* BEGIN DATA ENTRIES *

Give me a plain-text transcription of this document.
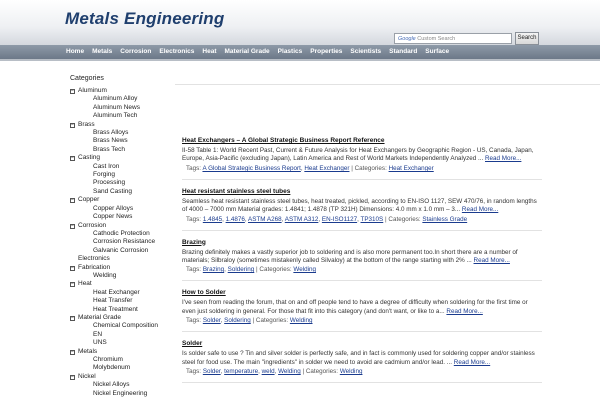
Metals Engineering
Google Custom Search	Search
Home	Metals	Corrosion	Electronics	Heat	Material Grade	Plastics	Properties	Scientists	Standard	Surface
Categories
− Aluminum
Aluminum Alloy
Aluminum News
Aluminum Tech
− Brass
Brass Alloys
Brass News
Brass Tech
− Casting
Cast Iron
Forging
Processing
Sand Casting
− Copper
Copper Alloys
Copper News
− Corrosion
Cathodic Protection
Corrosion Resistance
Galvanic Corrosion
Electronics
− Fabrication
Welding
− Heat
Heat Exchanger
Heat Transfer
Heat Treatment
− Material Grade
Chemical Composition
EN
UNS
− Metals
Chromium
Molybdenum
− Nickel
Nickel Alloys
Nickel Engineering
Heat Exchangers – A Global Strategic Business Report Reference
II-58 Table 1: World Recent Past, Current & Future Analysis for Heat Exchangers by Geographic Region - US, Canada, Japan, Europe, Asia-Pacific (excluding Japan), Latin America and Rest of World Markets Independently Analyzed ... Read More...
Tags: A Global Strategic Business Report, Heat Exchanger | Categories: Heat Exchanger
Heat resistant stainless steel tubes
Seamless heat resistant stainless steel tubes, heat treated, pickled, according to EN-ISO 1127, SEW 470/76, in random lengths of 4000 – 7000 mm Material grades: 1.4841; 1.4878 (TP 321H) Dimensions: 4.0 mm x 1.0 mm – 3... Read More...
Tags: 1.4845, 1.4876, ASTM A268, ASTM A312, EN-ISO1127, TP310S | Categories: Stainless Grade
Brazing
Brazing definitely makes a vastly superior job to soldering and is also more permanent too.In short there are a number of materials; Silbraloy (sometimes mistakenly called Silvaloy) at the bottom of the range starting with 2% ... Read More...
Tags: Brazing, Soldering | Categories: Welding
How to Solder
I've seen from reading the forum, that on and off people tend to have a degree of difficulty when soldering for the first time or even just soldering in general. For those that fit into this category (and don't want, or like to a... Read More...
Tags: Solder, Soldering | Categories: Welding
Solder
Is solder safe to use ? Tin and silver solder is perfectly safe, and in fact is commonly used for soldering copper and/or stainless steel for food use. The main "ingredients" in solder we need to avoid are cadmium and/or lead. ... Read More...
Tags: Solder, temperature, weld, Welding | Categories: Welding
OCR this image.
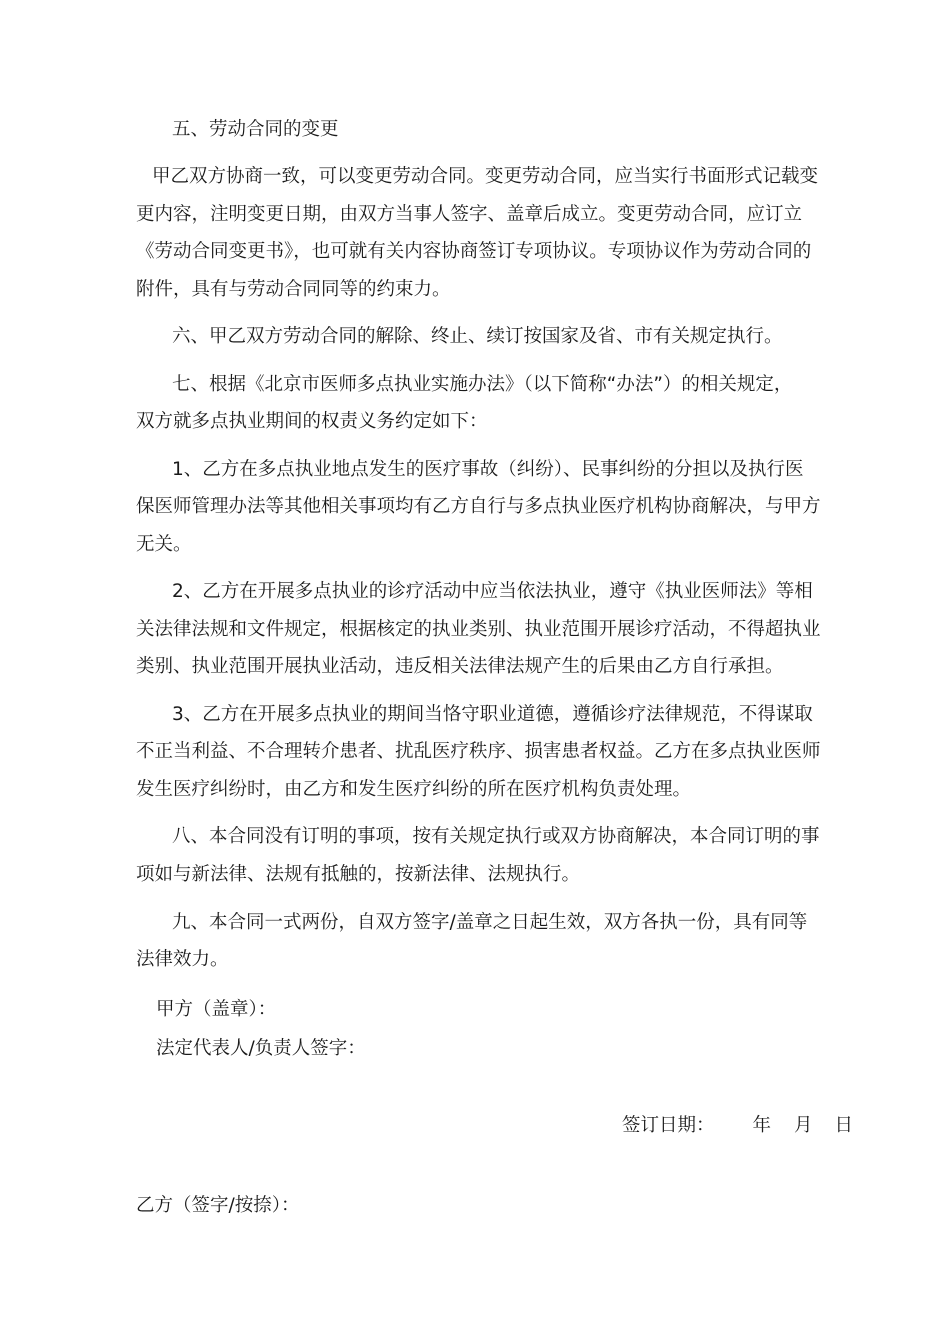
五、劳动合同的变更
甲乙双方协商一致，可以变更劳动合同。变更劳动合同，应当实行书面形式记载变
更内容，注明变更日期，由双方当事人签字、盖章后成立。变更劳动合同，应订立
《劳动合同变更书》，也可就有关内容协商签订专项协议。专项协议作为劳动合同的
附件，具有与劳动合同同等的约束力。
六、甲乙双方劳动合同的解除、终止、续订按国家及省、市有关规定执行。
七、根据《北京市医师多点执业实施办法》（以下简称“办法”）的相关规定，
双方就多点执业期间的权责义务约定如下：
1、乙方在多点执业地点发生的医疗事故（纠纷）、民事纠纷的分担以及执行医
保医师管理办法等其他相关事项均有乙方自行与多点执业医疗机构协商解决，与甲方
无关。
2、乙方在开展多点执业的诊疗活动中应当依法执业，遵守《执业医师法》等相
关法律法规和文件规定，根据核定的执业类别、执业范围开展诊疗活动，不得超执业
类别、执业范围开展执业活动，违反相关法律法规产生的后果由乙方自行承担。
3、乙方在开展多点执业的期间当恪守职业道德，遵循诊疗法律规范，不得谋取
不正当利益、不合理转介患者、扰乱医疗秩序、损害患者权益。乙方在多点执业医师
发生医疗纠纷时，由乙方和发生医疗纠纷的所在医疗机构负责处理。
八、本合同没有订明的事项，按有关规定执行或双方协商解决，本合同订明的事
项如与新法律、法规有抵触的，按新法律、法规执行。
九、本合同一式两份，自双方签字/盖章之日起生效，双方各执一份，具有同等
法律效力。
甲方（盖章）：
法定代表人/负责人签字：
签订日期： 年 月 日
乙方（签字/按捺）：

* END DATA ENTRIES *

◆ **THE REQUEST**
Find and count the lines of the data that include the string "resistant", and report that figure by itself.

◆ **ANSWER FOR THE TASK**
2